> DIRECTIVE:
Please transcribe the records precisely; pictures stay out of your copy.
·····
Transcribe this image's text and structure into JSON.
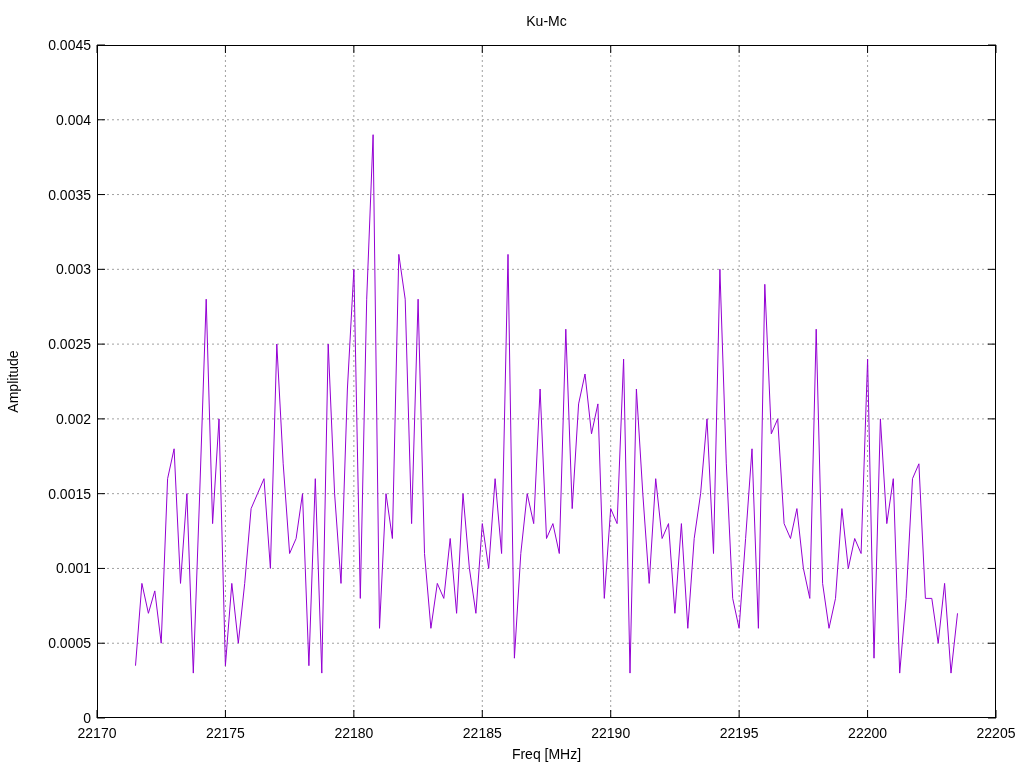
{
  "chart_data": {
    "type": "line",
    "title": "Ku-Mc",
    "xlabel": "Freq [MHz]",
    "ylabel": "Amplitude",
    "grid": true,
    "xlim": [
      22170,
      22205
    ],
    "ylim": [
      0,
      0.0045
    ],
    "xticks": [
      22170,
      22175,
      22180,
      22185,
      22190,
      22195,
      22200,
      22205
    ],
    "yticks": [
      {
        "value": 0,
        "label": "0"
      },
      {
        "value": 0.0005,
        "label": "0.0005"
      },
      {
        "value": 0.001,
        "label": "0.001"
      },
      {
        "value": 0.0015,
        "label": "0.0015"
      },
      {
        "value": 0.002,
        "label": "0.002"
      },
      {
        "value": 0.0025,
        "label": "0.0025"
      },
      {
        "value": 0.003,
        "label": "0.003"
      },
      {
        "value": 0.0035,
        "label": "0.0035"
      },
      {
        "value": 0.004,
        "label": "0.004"
      },
      {
        "value": 0.0045,
        "label": "0.0045"
      }
    ],
    "x": [
      22171.5,
      22171.75,
      22172,
      22172.25,
      22172.5,
      22172.75,
      22173,
      22173.25,
      22173.5,
      22173.75,
      22174,
      22174.25,
      22174.5,
      22174.75,
      22175,
      22175.25,
      22175.5,
      22175.75,
      22176,
      22176.25,
      22176.5,
      22176.75,
      22177,
      22177.25,
      22177.5,
      22177.75,
      22178,
      22178.25,
      22178.5,
      22178.75,
      22179,
      22179.25,
      22179.5,
      22179.75,
      22180,
      22180.25,
      22180.5,
      22180.75,
      22181,
      22181.25,
      22181.5,
      22181.75,
      22182,
      22182.25,
      22182.5,
      22182.75,
      22183,
      22183.25,
      22183.5,
      22183.75,
      22184,
      22184.25,
      22184.5,
      22184.75,
      22185,
      22185.25,
      22185.5,
      22185.75,
      22186,
      22186.25,
      22186.5,
      22186.75,
      22187,
      22187.25,
      22187.5,
      22187.75,
      22188,
      22188.25,
      22188.5,
      22188.75,
      22189,
      22189.25,
      22189.5,
      22189.75,
      22190,
      22190.25,
      22190.5,
      22190.75,
      22191,
      22191.25,
      22191.5,
      22191.75,
      22192,
      22192.25,
      22192.5,
      22192.75,
      22193,
      22193.25,
      22193.5,
      22193.75,
      22194,
      22194.25,
      22194.5,
      22194.75,
      22195,
      22195.25,
      22195.5,
      22195.75,
      22196,
      22196.25,
      22196.5,
      22196.75,
      22197,
      22197.25,
      22197.5,
      22197.75,
      22198,
      22198.25,
      22198.5,
      22198.75,
      22199,
      22199.25,
      22199.5,
      22199.75,
      22200,
      22200.25,
      22200.5,
      22200.75,
      22201,
      22201.25,
      22201.5,
      22201.75,
      22202,
      22202.25,
      22202.5,
      22202.75,
      22203,
      22203.25,
      22203.5
    ],
    "series": [
      {
        "color": "#9400d3",
        "values": [
          0.00035,
          0.0009,
          0.0007,
          0.00085,
          0.0005,
          0.0016,
          0.0018,
          0.0009,
          0.0015,
          0.0003,
          0.0015,
          0.0028,
          0.0013,
          0.002,
          0.00035,
          0.0009,
          0.0005,
          0.0009,
          0.0014,
          0.0015,
          0.0016,
          0.001,
          0.0025,
          0.0017,
          0.0011,
          0.0012,
          0.0015,
          0.00035,
          0.0016,
          0.0003,
          0.0025,
          0.0015,
          0.0009,
          0.0022,
          0.003,
          0.0008,
          0.0028,
          0.0039,
          0.0006,
          0.0015,
          0.0012,
          0.0031,
          0.0028,
          0.0013,
          0.0028,
          0.0011,
          0.0006,
          0.0009,
          0.0008,
          0.0012,
          0.0007,
          0.0015,
          0.001,
          0.0007,
          0.0013,
          0.001,
          0.0016,
          0.0011,
          0.0031,
          0.0004,
          0.0011,
          0.0015,
          0.0013,
          0.0022,
          0.0012,
          0.0013,
          0.0011,
          0.0026,
          0.0014,
          0.0021,
          0.0023,
          0.0019,
          0.0021,
          0.0008,
          0.0014,
          0.0013,
          0.0024,
          0.0003,
          0.0022,
          0.0015,
          0.0009,
          0.0016,
          0.0012,
          0.0013,
          0.0007,
          0.0013,
          0.0006,
          0.0012,
          0.0015,
          0.002,
          0.0011,
          0.003,
          0.0017,
          0.0008,
          0.0006,
          0.0012,
          0.0018,
          0.0006,
          0.0029,
          0.0019,
          0.002,
          0.0013,
          0.0012,
          0.0014,
          0.001,
          0.0008,
          0.0026,
          0.0009,
          0.0006,
          0.0008,
          0.0014,
          0.001,
          0.0012,
          0.0011,
          0.0024,
          0.0004,
          0.002,
          0.0013,
          0.0016,
          0.0003,
          0.0008,
          0.0016,
          0.0017,
          0.0008,
          0.0008,
          0.0005,
          0.0009,
          0.0003,
          0.0007
        ]
      }
    ]
  }
}
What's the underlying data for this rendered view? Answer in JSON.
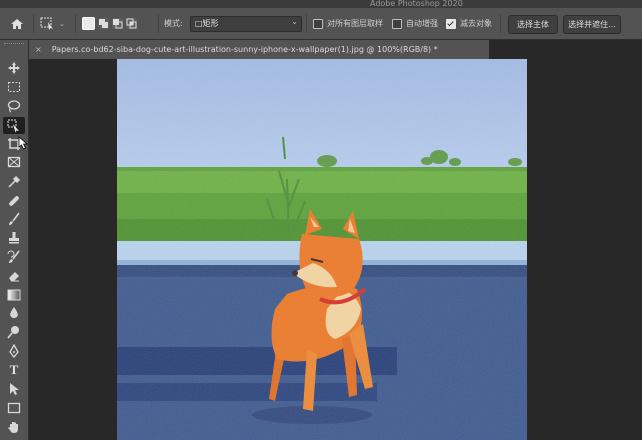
{
  "app": {
    "window_title": "Adobe Photoshop 2020"
  },
  "options_bar": {
    "mode_label": "模式:",
    "mode_value": "□矩形",
    "checkbox_all_layers": {
      "label": "对所有图层取样",
      "checked": false
    },
    "checkbox_auto_enhance": {
      "label": "自动增强",
      "checked": false
    },
    "checkbox_subtract_object": {
      "label": "减去对象",
      "checked": true
    },
    "select_subject_label": "选择主体",
    "select_and_mask_label": "选择并遮住..."
  },
  "document": {
    "tab_title": "Papers.co-bd62-siba-dog-cute-art-illustration-sunny-iphone-x-wallpaper(1).jpg @ 100%(RGB/8) *",
    "close_glyph": "×"
  },
  "tools": [
    {
      "name": "move-tool",
      "icon": "move-icon"
    },
    {
      "name": "marquee-tool",
      "icon": "rect-marquee-icon"
    },
    {
      "name": "lasso-tool",
      "icon": "lasso-icon"
    },
    {
      "name": "object-selection-tool",
      "icon": "object-selection-icon",
      "selected": true
    },
    {
      "name": "crop-tool",
      "icon": "crop-icon"
    },
    {
      "name": "frame-tool",
      "icon": "frame-icon"
    },
    {
      "name": "eyedropper-tool",
      "icon": "eyedropper-icon"
    },
    {
      "name": "healing-brush-tool",
      "icon": "bandage-icon"
    },
    {
      "name": "brush-tool",
      "icon": "brush-icon"
    },
    {
      "name": "clone-stamp-tool",
      "icon": "stamp-icon"
    },
    {
      "name": "history-brush-tool",
      "icon": "history-brush-icon"
    },
    {
      "name": "eraser-tool",
      "icon": "eraser-icon"
    },
    {
      "name": "gradient-tool",
      "icon": "gradient-icon"
    },
    {
      "name": "blur-tool",
      "icon": "drop-icon"
    },
    {
      "name": "dodge-tool",
      "icon": "dodge-icon"
    },
    {
      "name": "pen-tool",
      "icon": "pen-icon"
    },
    {
      "name": "type-tool",
      "icon": "type-icon",
      "glyph": "T"
    },
    {
      "name": "path-selection-tool",
      "icon": "arrow-icon"
    },
    {
      "name": "rectangle-tool",
      "icon": "rectangle-icon"
    },
    {
      "name": "hand-tool",
      "icon": "hand-icon"
    }
  ],
  "colors": {
    "ui_dark": "#282828",
    "ui_panel": "#535353",
    "sky": "#a9c1e6",
    "grass": "#5fa33c",
    "road": "#3e5a8f",
    "dog": "#ee7a28"
  }
}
·····
> COMPLETE OUTPUT:
Transcribe this image's text and structure into JSON.
{
  "chart_data": {
    "type": "line",
    "title": "Ku-Mc",
    "xlabel": "Freq [MHz]",
    "ylabel": "Amplitude",
    "grid": true,
    "xlim": [
      22170,
      22205
    ],
    "ylim": [
      0,
      0.0045
    ],
    "xticks": [
      22170,
      22175,
      22180,
      22185,
      22190,
      22195,
      22200,
      22205
    ],
    "yticks": [
      {
        "value": 0,
        "label": "0"
      },
      {
        "value": 0.0005,
        "label": "0.0005"
      },
      {
        "value": 0.001,
        "label": "0.001"
      },
      {
        "value": 0.0015,
        "label": "0.0015"
      },
      {
        "value": 0.002,
        "label": "0.002"
      },
      {
        "value": 0.0025,
        "label": "0.0025"
      },
      {
        "value": 0.003,
        "label": "0.003"
      },
      {
        "value": 0.0035,
        "label": "0.0035"
      },
      {
        "value": 0.004,
        "label": "0.004"
      },
      {
        "value": 0.0045,
        "label": "0.0045"
      }
    ],
    "x": [
      22171.5,
      22171.75,
      22172,
      22172.25,
      22172.5,
      22172.75,
      22173,
      22173.25,
      22173.5,
      22173.75,
      22174,
      22174.25,
      22174.5,
      22174.75,
      22175,
      22175.25,
      22175.5,
      22175.75,
      22176,
      22176.25,
      22176.5,
      22176.75,
      22177,
      22177.25,
      22177.5,
      22177.75,
      22178,
      22178.25,
      22178.5,
      22178.75,
      22179,
      22179.25,
      22179.5,
      22179.75,
      22180,
      22180.25,
      22180.5,
      22180.75,
      22181,
      22181.25,
      22181.5,
      22181.75,
      22182,
      22182.25,
      22182.5,
      22182.75,
      22183,
      22183.25,
      22183.5,
      22183.75,
      22184,
      22184.25,
      22184.5,
      22184.75,
      22185,
      22185.25,
      22185.5,
      22185.75,
      22186,
      22186.25,
      22186.5,
      22186.75,
      22187,
      22187.25,
      22187.5,
      22187.75,
      22188,
      22188.25,
      22188.5,
      22188.75,
      22189,
      22189.25,
      22189.5,
      22189.75,
      22190,
      22190.25,
      22190.5,
      22190.75,
      22191,
      22191.25,
      22191.5,
      22191.75,
      22192,
      22192.25,
      22192.5,
      22192.75,
      22193,
      22193.25,
      22193.5,
      22193.75,
      22194,
      22194.25,
      22194.5,
      22194.75,
      22195,
      22195.25,
      22195.5,
      22195.75,
      22196,
      22196.25,
      22196.5,
      22196.75,
      22197,
      22197.25,
      22197.5,
      22197.75,
      22198,
      22198.25,
      22198.5,
      22198.75,
      22199,
      22199.25,
      22199.5,
      22199.75,
      22200,
      22200.25,
      22200.5,
      22200.75,
      22201,
      22201.25,
      22201.5,
      22201.75,
      22202,
      22202.25,
      22202.5,
      22202.75,
      22203,
      22203.25,
      22203.5
    ],
    "series": [
      {
        "color": "#9400d3",
        "values": [
          0.00035,
          0.0009,
          0.0007,
          0.00085,
          0.0005,
          0.0016,
          0.0018,
          0.0009,
          0.0015,
          0.0003,
          0.0015,
          0.0028,
          0.0013,
          0.002,
          0.00035,
          0.0009,
          0.0005,
          0.0009,
          0.0014,
          0.0015,
          0.0016,
          0.001,
          0.0025,
          0.0017,
          0.0011,
          0.0012,
          0.0015,
          0.00035,
          0.0016,
          0.0003,
          0.0025,
          0.0015,
          0.0009,
          0.0022,
          0.003,
          0.0008,
          0.0028,
          0.0039,
          0.0006,
          0.0015,
          0.0012,
          0.0031,
          0.0028,
          0.0013,
          0.0028,
          0.0011,
          0.0006,
          0.0009,
          0.0008,
          0.0012,
          0.0007,
          0.0015,
          0.001,
          0.0007,
          0.0013,
          0.001,
          0.0016,
          0.0011,
          0.0031,
          0.0004,
          0.0011,
          0.0015,
          0.0013,
          0.0022,
          0.0012,
          0.0013,
          0.0011,
          0.0026,
          0.0014,
          0.0021,
          0.0023,
          0.0019,
          0.0021,
          0.0008,
          0.0014,
          0.0013,
          0.0024,
          0.0003,
          0.0022,
          0.0015,
          0.0009,
          0.0016,
          0.0012,
          0.0013,
          0.0007,
          0.0013,
          0.0006,
          0.0012,
          0.0015,
          0.002,
          0.0011,
          0.003,
          0.0017,
          0.0008,
          0.0006,
          0.0012,
          0.0018,
          0.0006,
          0.0029,
          0.0019,
          0.002,
          0.0013,
          0.0012,
          0.0014,
          0.001,
          0.0008,
          0.0026,
          0.0009,
          0.0006,
          0.0008,
          0.0014,
          0.001,
          0.0012,
          0.0011,
          0.0024,
          0.0004,
          0.002,
          0.0013,
          0.0016,
          0.0003,
          0.0008,
          0.0016,
          0.0017,
          0.0008,
          0.0008,
          0.0005,
          0.0009,
          0.0003,
          0.0007
        ]
      }
    ]
  }
}
What's the underlying data for this rendered view? Answer in JSON.
{
  "app": {
    "window_title": "Adobe Photoshop 2020"
  },
  "options_bar": {
    "mode_label": "模式:",
    "mode_value": "□矩形",
    "checkbox_all_layers": {
      "label": "对所有图层取样",
      "checked": false
    },
    "checkbox_auto_enhance": {
      "label": "自动增强",
      "checked": false
    },
    "checkbox_subtract_object": {
      "label": "减去对象",
      "checked": true
    },
    "select_subject_label": "选择主体",
    "select_and_mask_label": "选择并遮住..."
  },
  "document": {
    "tab_title": "Papers.co-bd62-siba-dog-cute-art-illustration-sunny-iphone-x-wallpaper(1).jpg @ 100%(RGB/8) *",
    "close_glyph": "×"
  },
  "tools": [
    {
      "name": "move-tool",
      "icon": "move-icon"
    },
    {
      "name": "marquee-tool",
      "icon": "rect-marquee-icon"
    },
    {
      "name": "lasso-tool",
      "icon": "lasso-icon"
    },
    {
      "name": "object-selection-tool",
      "icon": "object-selection-icon",
      "selected": true
    },
    {
      "name": "crop-tool",
      "icon": "crop-icon"
    },
    {
      "name": "frame-tool",
      "icon": "frame-icon"
    },
    {
      "name": "eyedropper-tool",
      "icon": "eyedropper-icon"
    },
    {
      "name": "healing-brush-tool",
      "icon": "bandage-icon"
    },
    {
      "name": "brush-tool",
      "icon": "brush-icon"
    },
    {
      "name": "clone-stamp-tool",
      "icon": "stamp-icon"
    },
    {
      "name": "history-brush-tool",
      "icon": "history-brush-icon"
    },
    {
      "name": "eraser-tool",
      "icon": "eraser-icon"
    },
    {
      "name": "gradient-tool",
      "icon": "gradient-icon"
    },
    {
      "name": "blur-tool",
      "icon": "drop-icon"
    },
    {
      "name": "dodge-tool",
      "icon": "dodge-icon"
    },
    {
      "name": "pen-tool",
      "icon": "pen-icon"
    },
    {
      "name": "type-tool",
      "icon": "type-icon",
      "glyph": "T"
    },
    {
      "name": "path-selection-tool",
      "icon": "arrow-icon"
    },
    {
      "name": "rectangle-tool",
      "icon": "rectangle-icon"
    },
    {
      "name": "hand-tool",
      "icon": "hand-icon"
    }
  ],
  "colors": {
    "ui_dark": "#282828",
    "ui_panel": "#535353",
    "sky": "#a9c1e6",
    "grass": "#5fa33c",
    "road": "#3e5a8f",
    "dog": "#ee7a28"
  }
}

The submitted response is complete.